(A block of data)
──────────────────────────────

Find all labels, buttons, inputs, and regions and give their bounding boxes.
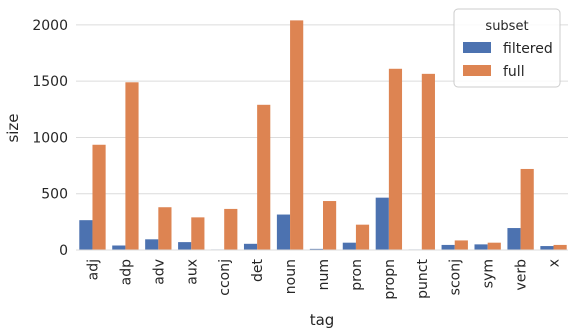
legend-swatch-filtered bbox=[463, 42, 491, 53]
x-axis-label: tag bbox=[310, 311, 335, 329]
bar-full-aux bbox=[191, 217, 205, 250]
legend-swatch-full bbox=[463, 65, 491, 76]
x-tick-label: propn bbox=[382, 259, 398, 300]
legend-title: subset bbox=[485, 19, 528, 34]
bar-full-num bbox=[323, 201, 337, 250]
bar-filtered-propn bbox=[375, 197, 389, 250]
y-tick-labels: 0 500 1000 1500 2000 bbox=[32, 18, 68, 259]
bar-filtered-aux bbox=[178, 242, 192, 250]
bar-full-sconj bbox=[454, 240, 468, 250]
y-tick-label: 2000 bbox=[32, 18, 68, 34]
bar-filtered-x bbox=[540, 246, 554, 250]
bar-full-adv bbox=[158, 207, 172, 250]
bar-filtered-sym bbox=[474, 244, 488, 250]
x-tick-label: sconj bbox=[448, 259, 464, 295]
bar-filtered-noun bbox=[276, 214, 291, 250]
bar-full-adj bbox=[92, 144, 106, 250]
bar-group bbox=[79, 20, 567, 250]
x-tick-label: det bbox=[250, 259, 266, 283]
bar-full-adp bbox=[125, 82, 139, 250]
bar-full-cconj bbox=[224, 208, 238, 250]
bar-filtered-det bbox=[243, 243, 258, 250]
bar-full-pron bbox=[355, 224, 370, 250]
x-tick-label: cconj bbox=[217, 259, 233, 296]
bar-full-x bbox=[553, 244, 567, 250]
y-tick-label: 500 bbox=[41, 187, 68, 203]
y-axis-label: size bbox=[4, 113, 22, 142]
bar-filtered-adv bbox=[145, 239, 159, 250]
x-tick-label: adj bbox=[85, 259, 101, 280]
bar-filtered-pron bbox=[342, 242, 356, 250]
bar-full-sym bbox=[487, 242, 501, 250]
y-tick-label: 0 bbox=[59, 243, 68, 259]
legend-label-filtered: filtered bbox=[503, 41, 553, 57]
bar-filtered-sconj bbox=[441, 244, 455, 250]
x-tick-label: adp bbox=[118, 259, 134, 285]
x-tick-label: adv bbox=[151, 259, 167, 285]
x-tick-label: aux bbox=[184, 259, 200, 285]
bar-full-propn bbox=[388, 68, 403, 250]
x-tick-label: verb bbox=[514, 259, 530, 291]
bar-full-punct bbox=[421, 73, 435, 250]
x-tick-label: num bbox=[316, 259, 332, 290]
bar-filtered-adp bbox=[112, 245, 126, 250]
y-tick-label: 1000 bbox=[32, 130, 68, 146]
legend: subset filtered full bbox=[453, 8, 561, 88]
bar-full-noun bbox=[290, 20, 304, 250]
legend-label-full: full bbox=[503, 64, 525, 80]
x-tick-label: punct bbox=[415, 258, 431, 298]
bar-filtered-verb bbox=[507, 228, 521, 250]
bar-full-verb bbox=[520, 168, 534, 250]
bar-filtered-adj bbox=[79, 220, 93, 250]
x-tick-label: x bbox=[547, 259, 563, 267]
x-tick-label: sym bbox=[481, 259, 497, 288]
bar-filtered-num bbox=[309, 248, 323, 250]
x-tick-label: noun bbox=[283, 259, 299, 294]
y-tick-label: 1500 bbox=[32, 74, 68, 90]
x-tick-label: pron bbox=[349, 259, 365, 291]
bar-full-det bbox=[257, 104, 271, 250]
x-tick-labels: adj adp adv aux cconj det noun num pron propn punc… bbox=[85, 258, 562, 299]
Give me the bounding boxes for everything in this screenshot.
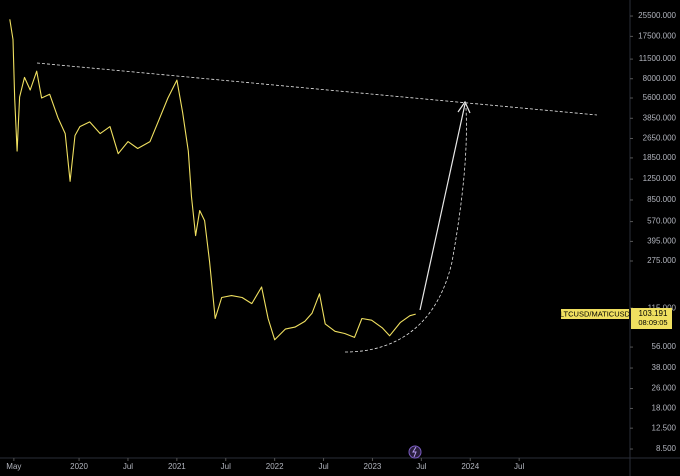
arrow-head xyxy=(457,100,471,114)
y-tick-label: 26.000 xyxy=(652,384,677,393)
y-tick-label: 275.000 xyxy=(647,256,676,265)
countdown: 08:09:05 xyxy=(638,318,667,327)
series-label-bg xyxy=(561,309,629,320)
last-price: 103.191 xyxy=(639,309,668,318)
y-tick-label: 25500.000 xyxy=(638,11,676,20)
price-line xyxy=(9,19,416,341)
series-label: LTCUSD/MATICUSD xyxy=(560,309,631,318)
y-tick-label: 56.000 xyxy=(652,342,677,351)
y-tick-label: 1850.000 xyxy=(643,153,677,162)
plot xyxy=(9,19,416,341)
x-tick-label: 2021 xyxy=(168,462,186,471)
drawings xyxy=(36,62,598,353)
y-tick-label: 3850.000 xyxy=(643,113,677,122)
y-tick-label: 395.000 xyxy=(647,237,676,246)
y-tick-label: 11500.000 xyxy=(639,54,677,63)
projection-arrow xyxy=(419,103,466,311)
y-tick-label: 115.000 xyxy=(648,303,677,312)
y-tick-label: 8.500 xyxy=(656,444,677,453)
x-tick-label: 2023 xyxy=(364,462,382,471)
y-tick-label: 8000.000 xyxy=(643,74,677,83)
trend-line xyxy=(36,62,598,116)
y-tick-label: 17500.000 xyxy=(638,32,676,41)
x-tick-label: Jul xyxy=(514,462,524,471)
x-tick-label: 2020 xyxy=(70,462,88,471)
y-tick-label: 850.000 xyxy=(647,195,676,204)
y-tick-label: 1250.000 xyxy=(643,174,677,183)
x-tick-label: 2022 xyxy=(266,462,284,471)
alert-icon-bolt xyxy=(412,446,417,458)
x-tick-label: 2024 xyxy=(461,462,479,471)
x-tick-label: Jul xyxy=(123,462,133,471)
y-tick-label: 2650.000 xyxy=(643,134,677,143)
y-tick-label: 18.000 xyxy=(652,404,677,413)
y-tick-label: 570.000 xyxy=(647,217,676,226)
y-tick-label: 5600.000 xyxy=(643,93,677,102)
x-tick-label: Jul xyxy=(221,462,231,471)
x-tick-label: May xyxy=(6,462,21,471)
x-tick-label: Jul xyxy=(416,462,426,471)
projection-curve xyxy=(344,107,467,353)
x-tick-label: Jul xyxy=(318,462,328,471)
icon[interactable] xyxy=(408,445,422,459)
y-tick-label: 38.000 xyxy=(652,363,677,372)
last-price-bg xyxy=(631,308,672,330)
y-tick-label: 12.500 xyxy=(652,423,677,432)
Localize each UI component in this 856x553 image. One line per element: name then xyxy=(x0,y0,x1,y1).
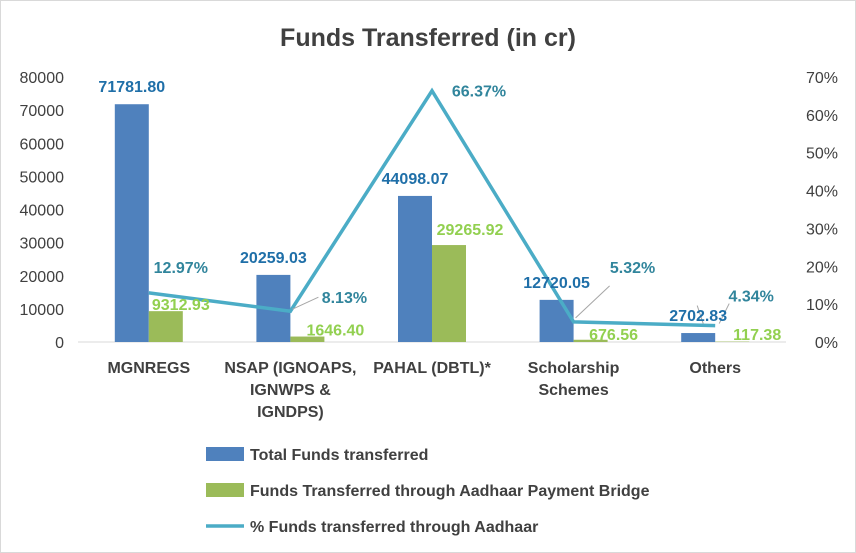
leader-line xyxy=(575,285,610,319)
category-label: Others xyxy=(689,360,741,377)
y-right-tick-label: 20% xyxy=(806,259,838,276)
legend-swatch xyxy=(206,483,244,497)
bars xyxy=(114,104,750,343)
bar-total-funds xyxy=(398,195,432,342)
data-label-percent: 4.34% xyxy=(729,289,774,306)
data-labels: 71781.80 20259.03 44098.07 12720.05 2702.83 9… xyxy=(98,79,781,344)
legend-label: % Funds transferred through Aadhaar xyxy=(250,519,538,536)
legend-label: Funds Transferred through Aadhaar Paymen… xyxy=(250,483,650,500)
data-label-total: 12720.05 xyxy=(523,275,590,292)
y-right-tick-label: 0% xyxy=(815,335,838,352)
axes: 0 10000 20000 30000 40000 50000 60000 70000 8000… xyxy=(20,70,839,421)
y-left-tick-label: 30000 xyxy=(20,236,65,253)
y-right-tick-label: 50% xyxy=(806,146,838,163)
y-right-tick-label: 10% xyxy=(806,297,838,314)
bar-aadhaar-payment-bridge xyxy=(573,339,608,342)
leader-line xyxy=(696,305,704,324)
y-left-tick-label: 0 xyxy=(55,335,64,352)
legend-swatch xyxy=(206,447,244,461)
legend: Total Funds transferred Funds Transferred… xyxy=(206,447,650,536)
y-left-tick-label: 40000 xyxy=(20,203,65,220)
y-right-tick-label: 70% xyxy=(806,70,838,87)
line-percent-aadhaar xyxy=(148,87,716,328)
chart-title: Funds Transferred (in cr) xyxy=(280,24,576,52)
data-label-aadhaar-payment-bridge: 29265.92 xyxy=(437,222,504,239)
data-label-percent: 66.37% xyxy=(452,84,506,101)
data-label-aadhaar-payment-bridge: 676.56 xyxy=(589,327,638,344)
category-label: Schemes xyxy=(538,382,608,399)
category-label: IGNDPS) xyxy=(257,404,324,421)
y-right-tick-label: 60% xyxy=(806,108,838,125)
y-left-tick-label: 20000 xyxy=(20,269,65,286)
bar-total-funds xyxy=(539,299,574,342)
line-layer xyxy=(148,87,730,328)
data-label-total: 44098.07 xyxy=(382,171,449,188)
y-left-tick-label: 80000 xyxy=(20,70,65,87)
data-label-total: 71781.80 xyxy=(98,79,165,96)
category-label: IGNWPS & xyxy=(250,382,331,399)
category-label: Scholarship xyxy=(528,360,620,377)
y-right-tick-label: 30% xyxy=(806,221,838,238)
category-label: MGNREGS xyxy=(107,360,190,377)
data-label-percent: 12.97% xyxy=(154,260,208,277)
y-left-tick-label: 10000 xyxy=(20,302,65,319)
leader-line xyxy=(292,296,319,310)
data-label-aadhaar-payment-bridge: 9312.93 xyxy=(152,297,210,314)
y-left-tick-label: 50000 xyxy=(20,169,65,186)
bar-aadhaar-payment-bridge xyxy=(290,336,325,342)
y-right-tick-label: 40% xyxy=(806,184,838,201)
y-left-tick-label: 70000 xyxy=(20,103,65,120)
bar-aadhaar-payment-bridge xyxy=(432,245,466,342)
data-label-aadhaar-payment-bridge: 1646.40 xyxy=(306,323,364,340)
y-left-tick-label: 60000 xyxy=(20,136,65,153)
data-label-total: 20259.03 xyxy=(240,250,307,267)
category-label: NSAP (IGNOAPS, xyxy=(224,360,356,377)
data-label-percent: 8.13% xyxy=(322,290,367,307)
data-label-aadhaar-payment-bridge: 117.38 xyxy=(733,327,781,344)
leader-line xyxy=(718,303,730,324)
bar-total-funds xyxy=(114,104,149,343)
data-label-total: 2702.83 xyxy=(669,308,727,325)
category-label: PAHAL (DBTL)* xyxy=(373,360,491,377)
bar-aadhaar-payment-bridge xyxy=(148,311,183,342)
data-label-percent: 5.32% xyxy=(610,260,655,277)
bar-total-funds xyxy=(681,333,716,342)
legend-label: Total Funds transferred xyxy=(250,447,428,464)
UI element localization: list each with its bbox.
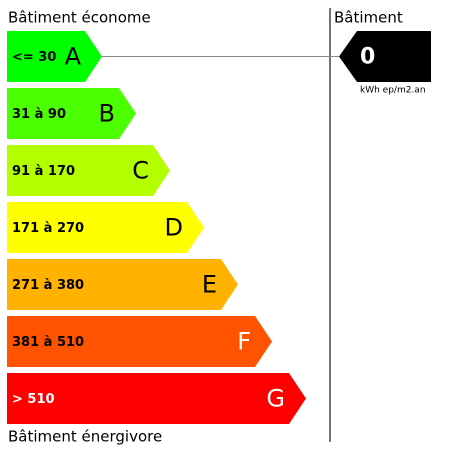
band-range: 271 à 380 — [12, 278, 84, 293]
band-arrow — [7, 202, 204, 253]
band-letter: E — [202, 271, 217, 299]
band-arrow — [7, 88, 136, 139]
band-letter: C — [132, 157, 149, 185]
band-letter: F — [237, 328, 251, 356]
building-value: 0 — [360, 45, 375, 70]
band-letter: B — [99, 100, 115, 128]
right-title: Bâtiment — [334, 9, 403, 27]
band-arrow — [7, 31, 102, 82]
band-range: 91 à 170 — [12, 164, 75, 179]
band-range: <= 30 — [12, 50, 56, 65]
band-arrow — [7, 316, 272, 367]
band-range: 381 à 510 — [12, 335, 84, 350]
band-arrow — [7, 259, 238, 310]
band-letter: G — [266, 385, 285, 413]
band-range: 31 à 90 — [12, 107, 66, 122]
bottom-title: Bâtiment énergivore — [8, 428, 162, 446]
left-title: Bâtiment économe — [8, 9, 151, 27]
building-unit: kWh ep/m2.an — [360, 86, 426, 96]
band-arrow — [7, 145, 170, 196]
band-letter: D — [165, 214, 183, 242]
value-marker — [339, 31, 431, 82]
band-range: 171 à 270 — [12, 221, 84, 236]
band-range: > 510 — [12, 392, 55, 407]
band-letter: A — [65, 43, 82, 71]
band-arrow — [7, 373, 306, 424]
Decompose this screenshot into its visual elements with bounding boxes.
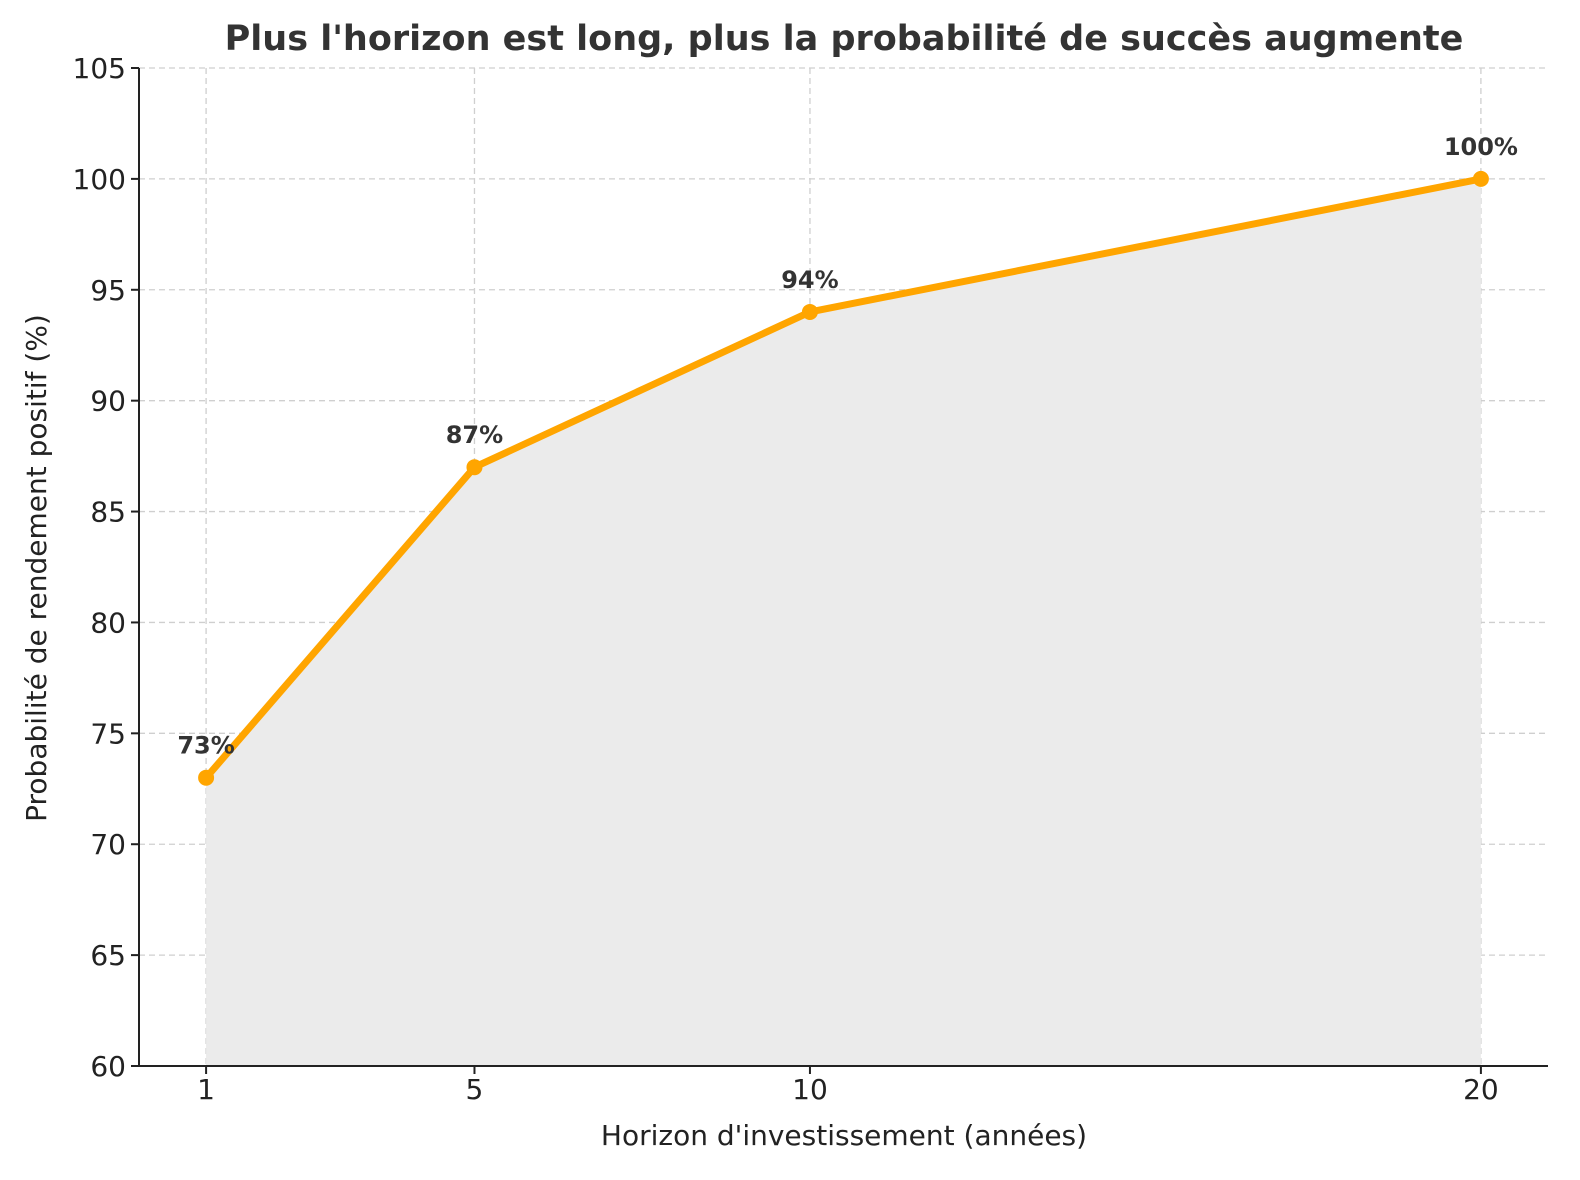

──────────────────────────────

→ PROBLEM
Please extract the lines of the entries from the line with "arrow-head xyxy=(457,100,471,114)" up to and including the line with "drawings xyxy=(36,62,598,353)", and repeat them exactly.

→ SOLUTION TO THIS PROBLEM
arrow-head xyxy=(457,100,471,114)
y-tick-label: 26.000 xyxy=(652,384,677,393)
y-tick-label: 275.000 xyxy=(647,256,676,265)
countdown: 08:09:05 xyxy=(638,318,667,327)
series-label-bg xyxy=(561,309,629,320)
last-price: 103.191 xyxy=(639,309,668,318)
y-tick-label: 25500.000 xyxy=(638,11,676,20)
price-line xyxy=(9,19,416,341)
series-label: LTCUSD/MATICUSD xyxy=(560,309,631,318)
y-tick-label: 56.000 xyxy=(652,342,677,351)
y-tick-label: 1850.000 xyxy=(643,153,677,162)
plot xyxy=(9,19,416,341)
x-tick-label: 2021 xyxy=(168,462,186,471)
drawings xyxy=(36,62,598,353)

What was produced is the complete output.